- [Exercise description] Give the entries again, word for word.

Some records
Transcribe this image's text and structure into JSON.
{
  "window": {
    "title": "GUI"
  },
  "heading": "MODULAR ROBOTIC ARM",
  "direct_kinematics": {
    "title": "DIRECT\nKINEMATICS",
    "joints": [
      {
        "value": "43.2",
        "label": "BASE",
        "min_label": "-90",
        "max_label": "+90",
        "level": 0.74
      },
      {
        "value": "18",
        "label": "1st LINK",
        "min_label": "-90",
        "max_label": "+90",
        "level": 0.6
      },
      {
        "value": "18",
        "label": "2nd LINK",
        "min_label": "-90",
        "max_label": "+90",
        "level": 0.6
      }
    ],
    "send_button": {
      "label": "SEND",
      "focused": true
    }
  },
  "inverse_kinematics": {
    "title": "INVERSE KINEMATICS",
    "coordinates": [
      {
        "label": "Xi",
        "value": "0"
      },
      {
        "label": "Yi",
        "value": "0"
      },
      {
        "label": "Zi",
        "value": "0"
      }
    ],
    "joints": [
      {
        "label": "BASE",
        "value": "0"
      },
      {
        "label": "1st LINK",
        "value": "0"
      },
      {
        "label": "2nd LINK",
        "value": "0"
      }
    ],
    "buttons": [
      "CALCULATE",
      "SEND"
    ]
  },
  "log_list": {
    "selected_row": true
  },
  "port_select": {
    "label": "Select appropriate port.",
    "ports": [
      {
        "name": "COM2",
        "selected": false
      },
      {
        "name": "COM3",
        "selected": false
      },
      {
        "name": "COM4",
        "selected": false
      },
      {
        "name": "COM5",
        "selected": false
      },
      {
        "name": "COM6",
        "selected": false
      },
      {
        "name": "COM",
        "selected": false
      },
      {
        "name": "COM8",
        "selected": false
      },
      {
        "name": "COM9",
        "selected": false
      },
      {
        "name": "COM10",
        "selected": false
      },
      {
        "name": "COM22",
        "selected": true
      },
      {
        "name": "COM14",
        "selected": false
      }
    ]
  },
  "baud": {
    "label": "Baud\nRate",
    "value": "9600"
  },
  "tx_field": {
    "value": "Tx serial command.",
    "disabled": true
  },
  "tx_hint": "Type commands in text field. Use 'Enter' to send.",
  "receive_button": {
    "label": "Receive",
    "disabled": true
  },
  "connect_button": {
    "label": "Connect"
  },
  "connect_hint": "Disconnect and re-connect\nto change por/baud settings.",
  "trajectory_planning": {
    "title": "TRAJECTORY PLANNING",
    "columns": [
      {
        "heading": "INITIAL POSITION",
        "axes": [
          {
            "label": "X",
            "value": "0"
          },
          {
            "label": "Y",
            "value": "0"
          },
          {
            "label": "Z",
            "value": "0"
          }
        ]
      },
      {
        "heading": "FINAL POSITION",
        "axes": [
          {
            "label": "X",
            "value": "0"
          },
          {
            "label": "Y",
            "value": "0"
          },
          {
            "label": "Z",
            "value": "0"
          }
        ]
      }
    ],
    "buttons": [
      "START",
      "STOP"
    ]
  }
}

- [Solution to this problem]
Transcribe this image's text and structure into JSON.
{
  "window": {
    "title": "GUI"
  },
  "heading": "MODULAR ROBOTIC ARM",
  "direct_kinematics": {
    "title": "DIRECT\nKINEMATICS",
    "joints": [
      {
        "value": "43.2",
        "label": "BASE",
        "min_label": "-90",
        "max_label": "+90",
        "level": 0.74
      },
      {
        "value": "18",
        "label": "1st LINK",
        "min_label": "-90",
        "max_label": "+90",
        "level": 0.6
      },
      {
        "value": "18",
        "label": "2nd LINK",
        "min_label": "-90",
        "max_label": "+90",
        "level": 0.6
      }
    ],
    "send_button": {
      "label": "SEND",
      "focused": true
    }
  },
  "inverse_kinematics": {
    "title": "INVERSE KINEMATICS",
    "coordinates": [
      {
        "label": "Xi",
        "value": "0"
      },
      {
        "label": "Yi",
        "value": "0"
      },
      {
        "label": "Zi",
        "value": "0"
      }
    ],
    "joints": [
      {
        "label": "BASE",
        "value": "0"
      },
      {
        "label": "1st LINK",
        "value": "0"
      },
      {
        "label": "2nd LINK",
        "value": "0"
      }
    ],
    "buttons": [
      "CALCULATE",
      "SEND"
    ]
  },
  "log_list": {
    "selected_row": true
  },
  "port_select": {
    "label": "Select appropriate port.",
    "ports": [
      {
        "name": "COM2",
        "selected": false
      },
      {
        "name": "COM3",
        "selected": false
      },
      {
        "name": "COM4",
        "selected": false
      },
      {
        "name": "COM5",
        "selected": false
      },
      {
        "name": "COM6",
        "selected": false
      },
      {
        "name": "COM",
        "selected": false
      },
      {
        "name": "COM8",
        "selected": false
      },
      {
        "name": "COM9",
        "selected": false
      },
      {
        "name": "COM10",
        "selected": false
      },
      {
        "name": "COM22",
        "selected": true
      },
      {
        "name": "COM14",
        "selected": false
      }
    ]
  },
  "baud": {
    "label": "Baud\nRate",
    "value": "9600"
  },
  "tx_field": {
    "value": "Tx serial command.",
    "disabled": true
  },
  "tx_hint": "Type commands in text field. Use 'Enter' to send.",
  "receive_button": {
    "label": "Receive",
    "disabled": true
  },
  "connect_button": {
    "label": "Connect"
  },
  "connect_hint": "Disconnect and re-connect\nto change por/baud settings.",
  "trajectory_planning": {
    "title": "TRAJECTORY PLANNING",
    "columns": [
      {
        "heading": "INITIAL POSITION",
        "axes": [
          {
            "label": "X",
            "value": "0"
          },
          {
            "label": "Y",
            "value": "0"
          },
          {
            "label": "Z",
            "value": "0"
          }
        ]
      },
      {
        "heading": "FINAL POSITION",
        "axes": [
          {
            "label": "X",
            "value": "0"
          },
          {
            "label": "Y",
            "value": "0"
          },
          {
            "label": "Z",
            "value": "0"
          }
        ]
      }
    ],
    "buttons": [
      "START",
      "STOP"
    ]
  }
}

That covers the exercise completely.